WHAT TO WORK ON: From the entries below, copy out every line with "Republic" in it.

TASK MATERIAL:

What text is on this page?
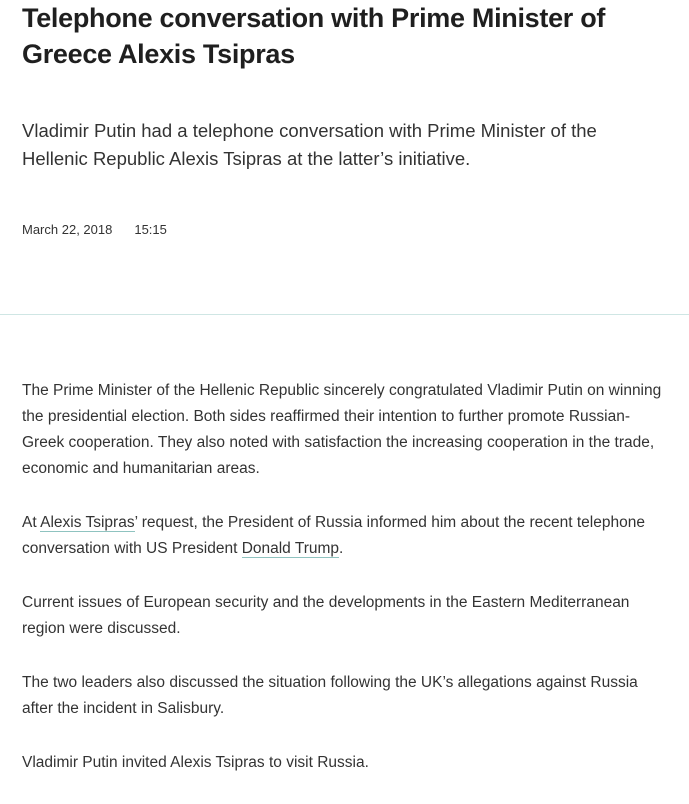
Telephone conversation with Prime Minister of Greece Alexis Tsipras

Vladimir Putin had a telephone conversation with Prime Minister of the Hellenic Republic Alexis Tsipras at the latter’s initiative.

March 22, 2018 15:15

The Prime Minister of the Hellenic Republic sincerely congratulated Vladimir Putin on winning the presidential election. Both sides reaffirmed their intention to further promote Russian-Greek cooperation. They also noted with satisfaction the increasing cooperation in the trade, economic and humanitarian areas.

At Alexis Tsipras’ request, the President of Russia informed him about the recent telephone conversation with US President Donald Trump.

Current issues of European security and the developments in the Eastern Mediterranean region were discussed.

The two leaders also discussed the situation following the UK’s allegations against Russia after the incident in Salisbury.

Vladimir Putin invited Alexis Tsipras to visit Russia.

RIGHT ANSWER:
Vladimir Putin had a telephone conversation with Prime Minister of the Hellenic Republic Alexis Tsipras at the latter’s initiative.
The Prime Minister of the Hellenic Republic sincerely congratulated Vladimir Putin on winning the presidential election. Both sides reaffirmed their intention to further promote Russian-Greek cooperation. They also noted with satisfaction the increasing cooperation in the trade, economic and humanitarian areas.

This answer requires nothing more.